━━━ Entries provided

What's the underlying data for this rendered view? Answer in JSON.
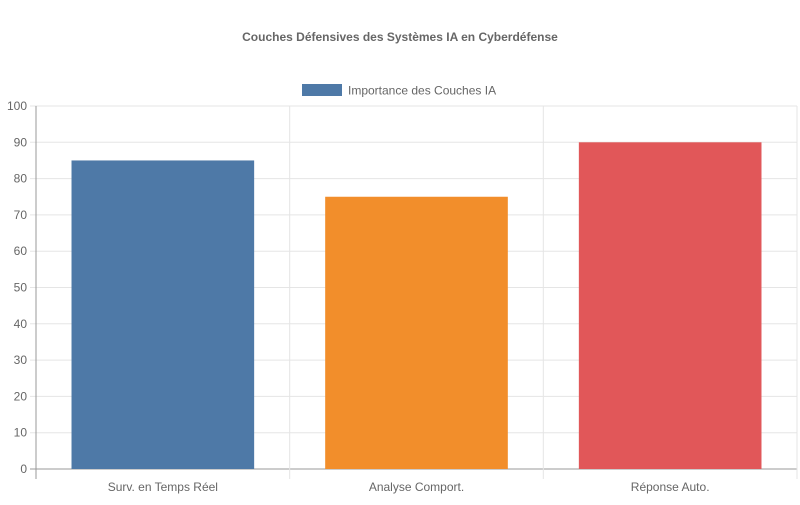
{
  "chart_data": {
    "type": "bar",
    "title": "Couches Défensives des Systèmes IA en Cyberdéfense",
    "categories": [
      "Surv. en Temps Réel",
      "Analyse Comport.",
      "Réponse Auto."
    ],
    "series": [
      {
        "name": "Importance des Couches IA",
        "values": [
          85,
          75,
          90
        ],
        "colors": [
          "#4e79a7",
          "#f28e2b",
          "#e15759"
        ]
      }
    ],
    "ylim": [
      0,
      100
    ],
    "yticks": [
      0,
      10,
      20,
      30,
      40,
      50,
      60,
      70,
      80,
      90,
      100
    ],
    "grid": true,
    "legend_position": "top",
    "legend_color": "#4e79a7"
  }
}
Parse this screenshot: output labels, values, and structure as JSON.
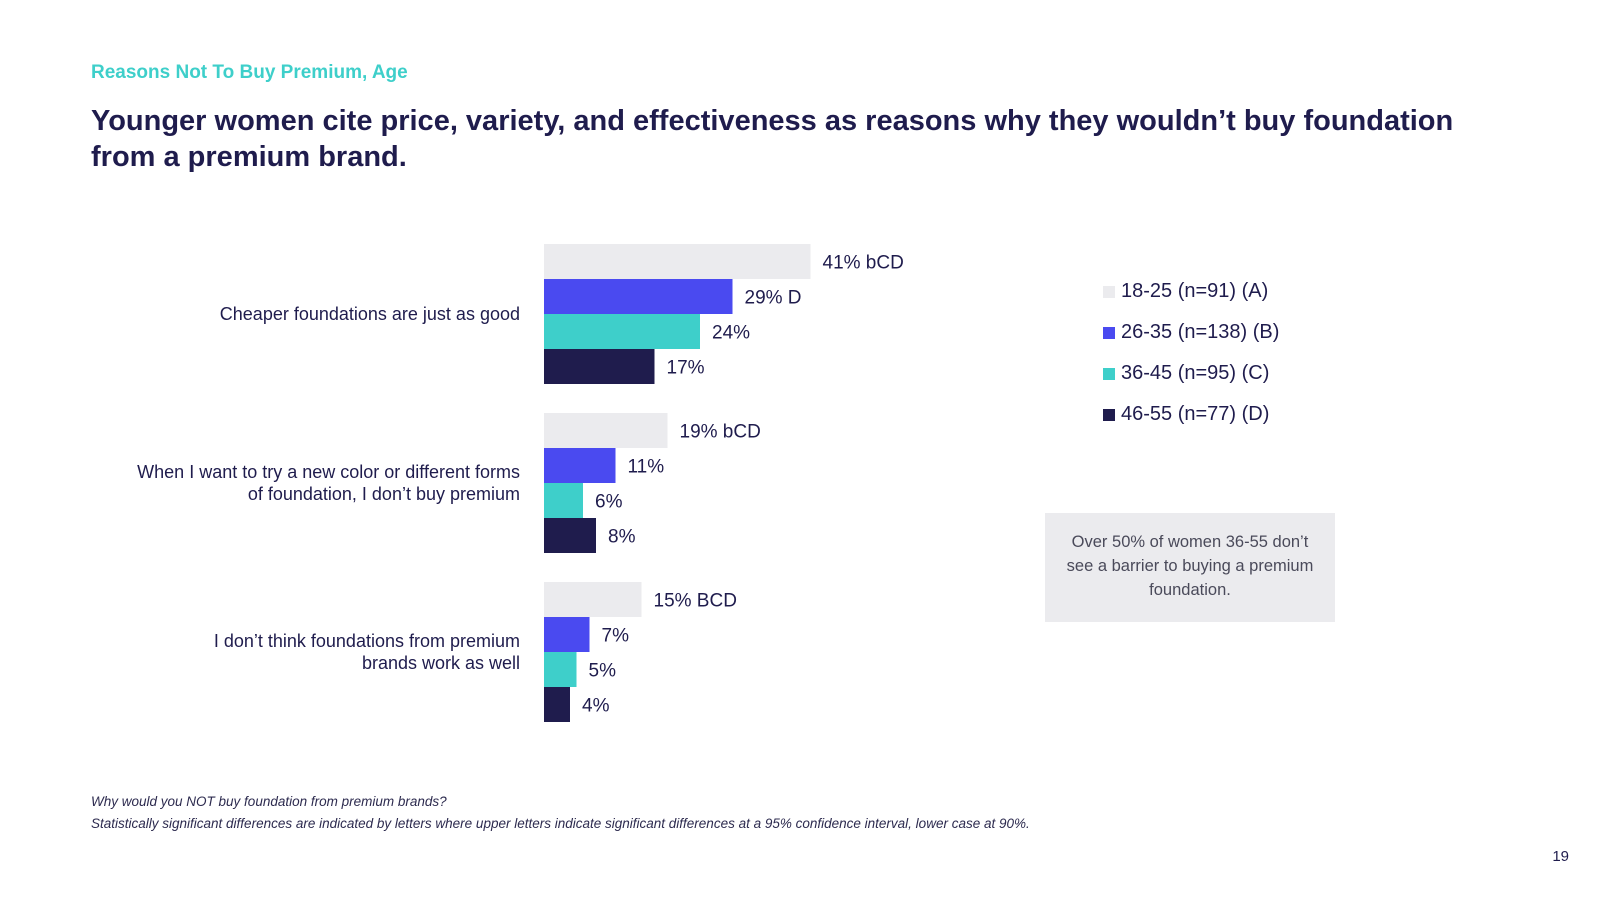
{
  "slide": {
    "eyebrow": "Reasons Not To Buy Premium, Age",
    "headline": "Younger women cite price, variety, and effectiveness as reasons why they wouldn’t buy foundation from a premium brand.",
    "callout": "Over 50% of women 36-55 don’t see a barrier to buying a premium foundation.",
    "footnote_question": "Why would you NOT buy foundation from premium brands?",
    "footnote_stats": "Statistically significant differences are indicated by letters where upper letters indicate significant differences at a 95% confidence interval, lower case at 90%.",
    "page_number": "19"
  },
  "colors": {
    "title": "#1f1c4d",
    "eyebrow": "#3ecfca",
    "series": [
      "#ebebee",
      "#4a4af0",
      "#3ecfca",
      "#1f1c4d"
    ]
  },
  "chart_data": {
    "type": "bar",
    "orientation": "horizontal",
    "categories": [
      [
        "Cheaper foundations are just as good"
      ],
      [
        "When I want to try a new color or different forms",
        "of foundation, I don’t buy premium"
      ],
      [
        "I don’t think foundations from premium",
        "brands work as well"
      ]
    ],
    "series": [
      {
        "name": "18-25 (n=91) (A)",
        "values": [
          41,
          19,
          15
        ],
        "labels": [
          "41% bCD",
          "19% bCD",
          "15% BCD"
        ]
      },
      {
        "name": "26-35 (n=138) (B)",
        "values": [
          29,
          11,
          7
        ],
        "labels": [
          "29% D",
          "11%",
          "7%"
        ]
      },
      {
        "name": "36-45 (n=95) (C)",
        "values": [
          24,
          6,
          5
        ],
        "labels": [
          "24%",
          "6%",
          "5%"
        ]
      },
      {
        "name": "46-55 (n=77) (D)",
        "values": [
          17,
          8,
          4
        ],
        "labels": [
          "17%",
          "8%",
          "4%"
        ]
      }
    ],
    "xlim": [
      0,
      50
    ],
    "legend": "right",
    "grid": false
  }
}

━━━━━━

**Given exercise:** Without the pictures, retype the whole of the material above exactly.

**Reply:**
What's the underlying data for this rendered view? Answer in JSON.
{
  "chart_data": {
    "type": "bar",
    "title": "Couches Défensives des Systèmes IA en Cyberdéfense",
    "categories": [
      "Surv. en Temps Réel",
      "Analyse Comport.",
      "Réponse Auto."
    ],
    "series": [
      {
        "name": "Importance des Couches IA",
        "values": [
          85,
          75,
          90
        ],
        "colors": [
          "#4e79a7",
          "#f28e2b",
          "#e15759"
        ]
      }
    ],
    "ylim": [
      0,
      100
    ],
    "yticks": [
      0,
      10,
      20,
      30,
      40,
      50,
      60,
      70,
      80,
      90,
      100
    ],
    "grid": true,
    "legend_position": "top",
    "legend_color": "#4e79a7"
  }
}
Parse this screenshot: output labels, values, and structure as JSON.
{
  "slide": {
    "eyebrow": "Reasons Not To Buy Premium, Age",
    "headline": "Younger women cite price, variety, and effectiveness as reasons why they wouldn’t buy foundation from a premium brand.",
    "callout": "Over 50% of women 36-55 don’t see a barrier to buying a premium foundation.",
    "footnote_question": "Why would you NOT buy foundation from premium brands?",
    "footnote_stats": "Statistically significant differences are indicated by letters where upper letters indicate significant differences at a 95% confidence interval, lower case at 90%.",
    "page_number": "19"
  },
  "colors": {
    "title": "#1f1c4d",
    "eyebrow": "#3ecfca",
    "series": [
      "#ebebee",
      "#4a4af0",
      "#3ecfca",
      "#1f1c4d"
    ]
  },
  "chart_data": {
    "type": "bar",
    "orientation": "horizontal",
    "categories": [
      [
        "Cheaper foundations are just as good"
      ],
      [
        "When I want to try a new color or different forms",
        "of foundation, I don’t buy premium"
      ],
      [
        "I don’t think foundations from premium",
        "brands work as well"
      ]
    ],
    "series": [
      {
        "name": "18-25 (n=91) (A)",
        "values": [
          41,
          19,
          15
        ],
        "labels": [
          "41% bCD",
          "19% bCD",
          "15% BCD"
        ]
      },
      {
        "name": "26-35 (n=138) (B)",
        "values": [
          29,
          11,
          7
        ],
        "labels": [
          "29% D",
          "11%",
          "7%"
        ]
      },
      {
        "name": "36-45 (n=95) (C)",
        "values": [
          24,
          6,
          5
        ],
        "labels": [
          "24%",
          "6%",
          "5%"
        ]
      },
      {
        "name": "46-55 (n=77) (D)",
        "values": [
          17,
          8,
          4
        ],
        "labels": [
          "17%",
          "8%",
          "4%"
        ]
      }
    ],
    "xlim": [
      0,
      50
    ],
    "legend": "right",
    "grid": false
  }
}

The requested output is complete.